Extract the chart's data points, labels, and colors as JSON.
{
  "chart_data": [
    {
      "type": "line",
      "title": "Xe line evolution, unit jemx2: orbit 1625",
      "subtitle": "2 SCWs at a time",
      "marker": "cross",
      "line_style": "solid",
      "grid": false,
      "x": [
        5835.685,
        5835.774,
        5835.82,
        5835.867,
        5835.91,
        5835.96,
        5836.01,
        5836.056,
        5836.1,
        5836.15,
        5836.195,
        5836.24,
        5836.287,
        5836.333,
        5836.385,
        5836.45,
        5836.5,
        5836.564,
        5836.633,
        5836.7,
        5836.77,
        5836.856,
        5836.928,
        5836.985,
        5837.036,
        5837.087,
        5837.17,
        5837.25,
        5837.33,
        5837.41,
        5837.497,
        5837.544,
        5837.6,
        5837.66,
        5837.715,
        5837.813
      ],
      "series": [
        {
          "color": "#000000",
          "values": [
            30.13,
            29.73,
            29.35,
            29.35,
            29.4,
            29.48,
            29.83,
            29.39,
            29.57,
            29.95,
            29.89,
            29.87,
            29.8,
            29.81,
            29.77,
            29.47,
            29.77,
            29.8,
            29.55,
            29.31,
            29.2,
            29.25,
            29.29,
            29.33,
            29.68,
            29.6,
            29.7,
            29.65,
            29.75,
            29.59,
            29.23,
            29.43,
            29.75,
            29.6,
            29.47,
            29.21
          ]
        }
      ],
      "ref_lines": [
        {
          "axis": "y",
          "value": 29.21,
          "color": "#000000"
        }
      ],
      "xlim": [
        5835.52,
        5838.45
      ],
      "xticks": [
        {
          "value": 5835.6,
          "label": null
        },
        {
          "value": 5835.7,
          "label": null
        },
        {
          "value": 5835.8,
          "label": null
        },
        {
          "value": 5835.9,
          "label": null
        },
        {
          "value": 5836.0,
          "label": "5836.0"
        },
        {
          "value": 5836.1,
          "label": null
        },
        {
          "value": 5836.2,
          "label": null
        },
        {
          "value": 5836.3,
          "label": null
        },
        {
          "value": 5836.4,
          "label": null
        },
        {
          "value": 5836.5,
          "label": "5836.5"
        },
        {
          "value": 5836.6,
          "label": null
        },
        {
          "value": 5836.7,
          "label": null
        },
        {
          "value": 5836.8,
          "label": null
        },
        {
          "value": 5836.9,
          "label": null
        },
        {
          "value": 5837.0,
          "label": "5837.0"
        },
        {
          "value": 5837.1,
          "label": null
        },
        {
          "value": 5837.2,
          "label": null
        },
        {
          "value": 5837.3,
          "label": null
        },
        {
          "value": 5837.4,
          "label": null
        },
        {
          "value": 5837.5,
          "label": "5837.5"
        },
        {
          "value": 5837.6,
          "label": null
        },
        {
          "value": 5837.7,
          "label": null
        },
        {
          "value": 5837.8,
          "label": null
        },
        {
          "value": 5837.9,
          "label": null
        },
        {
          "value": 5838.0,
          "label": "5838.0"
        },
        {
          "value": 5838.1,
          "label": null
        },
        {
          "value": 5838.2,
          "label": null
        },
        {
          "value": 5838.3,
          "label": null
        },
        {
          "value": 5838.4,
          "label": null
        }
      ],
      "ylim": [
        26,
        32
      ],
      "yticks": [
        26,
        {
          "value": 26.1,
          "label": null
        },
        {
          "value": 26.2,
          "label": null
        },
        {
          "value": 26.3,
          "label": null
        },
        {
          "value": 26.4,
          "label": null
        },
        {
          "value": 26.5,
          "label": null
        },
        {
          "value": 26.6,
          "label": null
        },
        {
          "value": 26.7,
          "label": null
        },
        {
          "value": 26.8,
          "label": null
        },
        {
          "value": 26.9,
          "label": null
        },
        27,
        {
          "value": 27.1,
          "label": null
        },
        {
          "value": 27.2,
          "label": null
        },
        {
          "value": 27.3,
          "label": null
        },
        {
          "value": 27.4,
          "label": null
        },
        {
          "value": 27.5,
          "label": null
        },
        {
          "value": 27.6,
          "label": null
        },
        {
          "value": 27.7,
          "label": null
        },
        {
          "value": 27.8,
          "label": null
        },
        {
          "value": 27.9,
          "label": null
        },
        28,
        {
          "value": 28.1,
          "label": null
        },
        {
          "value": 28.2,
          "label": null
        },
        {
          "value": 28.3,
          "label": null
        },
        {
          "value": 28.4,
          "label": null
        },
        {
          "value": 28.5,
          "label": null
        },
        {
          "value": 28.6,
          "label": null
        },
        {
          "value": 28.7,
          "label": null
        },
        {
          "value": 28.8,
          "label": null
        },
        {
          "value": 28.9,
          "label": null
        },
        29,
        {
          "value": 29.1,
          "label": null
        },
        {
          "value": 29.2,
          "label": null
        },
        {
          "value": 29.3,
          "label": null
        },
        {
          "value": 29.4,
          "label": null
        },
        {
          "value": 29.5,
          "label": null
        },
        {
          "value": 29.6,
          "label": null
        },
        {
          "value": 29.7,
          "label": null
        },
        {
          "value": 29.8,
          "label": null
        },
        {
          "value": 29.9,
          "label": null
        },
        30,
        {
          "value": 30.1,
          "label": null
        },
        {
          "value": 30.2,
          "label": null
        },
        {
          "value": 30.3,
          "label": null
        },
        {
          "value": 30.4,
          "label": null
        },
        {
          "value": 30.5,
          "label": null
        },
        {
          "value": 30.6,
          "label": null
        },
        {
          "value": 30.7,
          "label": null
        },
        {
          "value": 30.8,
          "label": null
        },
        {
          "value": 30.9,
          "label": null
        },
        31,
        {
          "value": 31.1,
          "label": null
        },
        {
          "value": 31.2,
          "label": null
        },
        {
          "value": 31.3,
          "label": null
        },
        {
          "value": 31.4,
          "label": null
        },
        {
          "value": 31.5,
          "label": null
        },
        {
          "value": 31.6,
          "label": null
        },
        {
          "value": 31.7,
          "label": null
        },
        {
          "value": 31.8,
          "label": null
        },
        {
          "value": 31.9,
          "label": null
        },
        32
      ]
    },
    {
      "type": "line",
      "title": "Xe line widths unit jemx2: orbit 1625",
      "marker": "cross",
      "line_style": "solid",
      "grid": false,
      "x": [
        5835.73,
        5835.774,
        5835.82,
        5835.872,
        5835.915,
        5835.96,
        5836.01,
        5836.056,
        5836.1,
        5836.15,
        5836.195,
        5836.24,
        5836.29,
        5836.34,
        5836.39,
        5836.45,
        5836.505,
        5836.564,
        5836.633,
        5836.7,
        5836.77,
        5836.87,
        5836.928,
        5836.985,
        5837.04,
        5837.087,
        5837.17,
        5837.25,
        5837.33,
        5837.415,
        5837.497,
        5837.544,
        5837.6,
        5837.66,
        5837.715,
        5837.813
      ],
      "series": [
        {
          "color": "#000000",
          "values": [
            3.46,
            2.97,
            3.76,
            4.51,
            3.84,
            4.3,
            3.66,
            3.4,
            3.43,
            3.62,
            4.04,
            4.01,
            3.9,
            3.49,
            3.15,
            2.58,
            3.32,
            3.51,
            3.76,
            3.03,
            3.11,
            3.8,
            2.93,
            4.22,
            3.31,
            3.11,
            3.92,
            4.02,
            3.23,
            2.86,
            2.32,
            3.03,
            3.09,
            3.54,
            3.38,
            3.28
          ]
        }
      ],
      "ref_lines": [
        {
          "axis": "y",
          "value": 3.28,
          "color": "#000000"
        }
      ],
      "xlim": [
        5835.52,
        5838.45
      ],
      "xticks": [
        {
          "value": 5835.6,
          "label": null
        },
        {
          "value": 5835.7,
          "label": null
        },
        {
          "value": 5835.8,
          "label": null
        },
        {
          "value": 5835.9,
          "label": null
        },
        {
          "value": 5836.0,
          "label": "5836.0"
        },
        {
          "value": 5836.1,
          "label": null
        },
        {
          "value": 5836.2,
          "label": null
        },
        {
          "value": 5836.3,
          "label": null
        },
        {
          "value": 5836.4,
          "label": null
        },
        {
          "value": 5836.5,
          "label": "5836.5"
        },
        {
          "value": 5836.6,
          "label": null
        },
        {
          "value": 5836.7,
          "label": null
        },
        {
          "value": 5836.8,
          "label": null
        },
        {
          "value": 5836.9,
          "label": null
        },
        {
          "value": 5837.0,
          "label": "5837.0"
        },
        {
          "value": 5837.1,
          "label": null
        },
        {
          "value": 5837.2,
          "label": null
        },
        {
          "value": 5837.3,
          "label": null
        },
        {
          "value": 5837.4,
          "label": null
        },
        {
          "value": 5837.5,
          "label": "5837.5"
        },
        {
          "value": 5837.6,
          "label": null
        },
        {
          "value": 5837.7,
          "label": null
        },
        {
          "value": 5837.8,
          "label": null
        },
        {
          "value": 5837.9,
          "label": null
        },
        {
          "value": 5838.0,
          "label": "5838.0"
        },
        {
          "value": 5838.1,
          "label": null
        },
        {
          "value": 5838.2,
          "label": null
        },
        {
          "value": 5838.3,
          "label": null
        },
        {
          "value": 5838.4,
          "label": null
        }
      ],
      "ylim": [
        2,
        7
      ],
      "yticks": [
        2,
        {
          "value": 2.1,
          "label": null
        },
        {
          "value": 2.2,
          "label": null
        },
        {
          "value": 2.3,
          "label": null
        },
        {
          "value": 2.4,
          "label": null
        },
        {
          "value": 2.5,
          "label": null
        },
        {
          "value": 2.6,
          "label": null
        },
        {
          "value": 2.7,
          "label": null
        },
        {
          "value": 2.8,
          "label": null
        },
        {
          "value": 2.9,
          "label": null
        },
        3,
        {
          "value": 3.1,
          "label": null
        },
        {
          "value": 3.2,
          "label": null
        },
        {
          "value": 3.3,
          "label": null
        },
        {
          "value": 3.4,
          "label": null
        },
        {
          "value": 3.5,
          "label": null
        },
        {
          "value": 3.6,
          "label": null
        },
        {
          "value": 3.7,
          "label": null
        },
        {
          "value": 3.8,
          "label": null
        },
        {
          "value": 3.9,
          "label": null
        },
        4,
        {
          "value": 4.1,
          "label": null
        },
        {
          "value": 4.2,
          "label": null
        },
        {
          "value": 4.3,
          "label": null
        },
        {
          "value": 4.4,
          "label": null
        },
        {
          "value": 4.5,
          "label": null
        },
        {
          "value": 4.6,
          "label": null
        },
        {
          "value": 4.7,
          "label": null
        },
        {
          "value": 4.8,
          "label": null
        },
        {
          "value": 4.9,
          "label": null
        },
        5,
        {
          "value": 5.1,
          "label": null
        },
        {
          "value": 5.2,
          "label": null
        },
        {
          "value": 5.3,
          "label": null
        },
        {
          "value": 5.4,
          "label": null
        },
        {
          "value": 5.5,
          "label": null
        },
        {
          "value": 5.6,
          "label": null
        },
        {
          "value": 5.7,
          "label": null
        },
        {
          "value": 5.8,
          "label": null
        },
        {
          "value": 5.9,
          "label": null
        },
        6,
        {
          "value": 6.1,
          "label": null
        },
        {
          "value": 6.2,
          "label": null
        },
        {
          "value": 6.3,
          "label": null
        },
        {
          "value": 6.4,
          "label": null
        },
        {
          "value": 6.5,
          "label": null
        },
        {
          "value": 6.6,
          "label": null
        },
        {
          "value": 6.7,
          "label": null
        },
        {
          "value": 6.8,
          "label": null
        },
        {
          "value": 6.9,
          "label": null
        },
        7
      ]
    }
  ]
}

Request: The answer is a single number: how many lines include the word "unit"?

Task solution: 2